What you are asked to do >> Reproduce all of the material word for word.

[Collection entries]

--------------------

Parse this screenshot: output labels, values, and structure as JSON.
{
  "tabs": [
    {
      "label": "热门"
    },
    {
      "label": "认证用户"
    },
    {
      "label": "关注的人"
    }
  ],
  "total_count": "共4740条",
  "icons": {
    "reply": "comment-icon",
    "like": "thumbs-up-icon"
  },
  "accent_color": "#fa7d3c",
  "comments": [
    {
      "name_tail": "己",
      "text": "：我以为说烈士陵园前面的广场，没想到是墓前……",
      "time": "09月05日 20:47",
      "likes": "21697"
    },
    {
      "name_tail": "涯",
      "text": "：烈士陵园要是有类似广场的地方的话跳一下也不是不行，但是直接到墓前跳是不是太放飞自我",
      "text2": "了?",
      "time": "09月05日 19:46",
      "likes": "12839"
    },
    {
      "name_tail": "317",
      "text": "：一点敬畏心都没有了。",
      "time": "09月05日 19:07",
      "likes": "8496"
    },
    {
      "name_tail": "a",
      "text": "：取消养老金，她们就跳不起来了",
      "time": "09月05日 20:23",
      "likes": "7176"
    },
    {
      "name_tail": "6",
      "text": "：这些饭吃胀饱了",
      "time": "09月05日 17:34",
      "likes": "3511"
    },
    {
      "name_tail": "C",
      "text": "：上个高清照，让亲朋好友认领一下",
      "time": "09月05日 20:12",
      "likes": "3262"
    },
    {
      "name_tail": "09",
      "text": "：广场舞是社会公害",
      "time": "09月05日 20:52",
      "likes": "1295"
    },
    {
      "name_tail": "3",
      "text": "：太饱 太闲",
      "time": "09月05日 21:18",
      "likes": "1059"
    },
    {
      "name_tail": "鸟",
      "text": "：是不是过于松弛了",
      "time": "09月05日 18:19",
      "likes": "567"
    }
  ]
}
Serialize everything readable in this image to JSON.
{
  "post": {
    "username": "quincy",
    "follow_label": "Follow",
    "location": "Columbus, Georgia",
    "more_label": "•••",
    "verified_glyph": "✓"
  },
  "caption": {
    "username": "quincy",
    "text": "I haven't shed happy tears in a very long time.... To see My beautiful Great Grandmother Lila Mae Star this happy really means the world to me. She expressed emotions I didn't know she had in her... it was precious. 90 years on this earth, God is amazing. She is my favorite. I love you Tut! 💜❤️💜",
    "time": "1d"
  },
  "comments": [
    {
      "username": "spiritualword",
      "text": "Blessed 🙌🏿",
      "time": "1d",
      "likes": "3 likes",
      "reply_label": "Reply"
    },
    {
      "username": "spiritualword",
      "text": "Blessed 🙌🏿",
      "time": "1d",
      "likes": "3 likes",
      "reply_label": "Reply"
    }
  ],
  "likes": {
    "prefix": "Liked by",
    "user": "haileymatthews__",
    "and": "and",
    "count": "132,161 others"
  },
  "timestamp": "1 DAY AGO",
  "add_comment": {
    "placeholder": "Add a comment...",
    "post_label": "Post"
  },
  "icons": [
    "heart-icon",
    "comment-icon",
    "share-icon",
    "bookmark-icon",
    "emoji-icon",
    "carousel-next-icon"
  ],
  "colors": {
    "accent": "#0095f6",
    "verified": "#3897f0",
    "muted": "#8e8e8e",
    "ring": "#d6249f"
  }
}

--------------------

Solution to the problem >>
Parse this screenshot: output labels, values, and structure as JSON.
{
  "tabs": [
    {
      "label": "热门"
    },
    {
      "label": "认证用户"
    },
    {
      "label": "关注的人"
    }
  ],
  "total_count": "共4740条",
  "icons": {
    "reply": "comment-icon",
    "like": "thumbs-up-icon"
  },
  "accent_color": "#fa7d3c",
  "comments": [
    {
      "name_tail": "己",
      "text": "：我以为说烈士陵园前面的广场，没想到是墓前……",
      "time": "09月05日 20:47",
      "likes": "21697"
    },
    {
      "name_tail": "涯",
      "text": "：烈士陵园要是有类似广场的地方的话跳一下也不是不行，但是直接到墓前跳是不是太放飞自我",
      "text2": "了?",
      "time": "09月05日 19:46",
      "likes": "12839"
    },
    {
      "name_tail": "317",
      "text": "：一点敬畏心都没有了。",
      "time": "09月05日 19:07",
      "likes": "8496"
    },
    {
      "name_tail": "a",
      "text": "：取消养老金，她们就跳不起来了",
      "time": "09月05日 20:23",
      "likes": "7176"
    },
    {
      "name_tail": "6",
      "text": "：这些饭吃胀饱了",
      "time": "09月05日 17:34",
      "likes": "3511"
    },
    {
      "name_tail": "C",
      "text": "：上个高清照，让亲朋好友认领一下",
      "time": "09月05日 20:12",
      "likes": "3262"
    },
    {
      "name_tail": "09",
      "text": "：广场舞是社会公害",
      "time": "09月05日 20:52",
      "likes": "1295"
    },
    {
      "name_tail": "3",
      "text": "：太饱 太闲",
      "time": "09月05日 21:18",
      "likes": "1059"
    },
    {
      "name_tail": "鸟",
      "text": "：是不是过于松弛了",
      "time": "09月05日 18:19",
      "likes": "567"
    }
  ]
}
Serialize everything readable in this image to JSON.
{
  "post": {
    "username": "quincy",
    "follow_label": "Follow",
    "location": "Columbus, Georgia",
    "more_label": "•••",
    "verified_glyph": "✓"
  },
  "caption": {
    "username": "quincy",
    "text": "I haven't shed happy tears in a very long time.... To see My beautiful Great Grandmother Lila Mae Star this happy really means the world to me. She expressed emotions I didn't know she had in her... it was precious. 90 years on this earth, God is amazing. She is my favorite. I love you Tut! 💜❤️💜",
    "time": "1d"
  },
  "comments": [
    {
      "username": "spiritualword",
      "text": "Blessed 🙌🏿",
      "time": "1d",
      "likes": "3 likes",
      "reply_label": "Reply"
    },
    {
      "username": "spiritualword",
      "text": "Blessed 🙌🏿",
      "time": "1d",
      "likes": "3 likes",
      "reply_label": "Reply"
    }
  ],
  "likes": {
    "prefix": "Liked by",
    "user": "haileymatthews__",
    "and": "and",
    "count": "132,161 others"
  },
  "timestamp": "1 DAY AGO",
  "add_comment": {
    "placeholder": "Add a comment...",
    "post_label": "Post"
  },
  "icons": [
    "heart-icon",
    "comment-icon",
    "share-icon",
    "bookmark-icon",
    "emoji-icon",
    "carousel-next-icon"
  ],
  "colors": {
    "accent": "#0095f6",
    "verified": "#3897f0",
    "muted": "#8e8e8e",
    "ring": "#d6249f"
  }
}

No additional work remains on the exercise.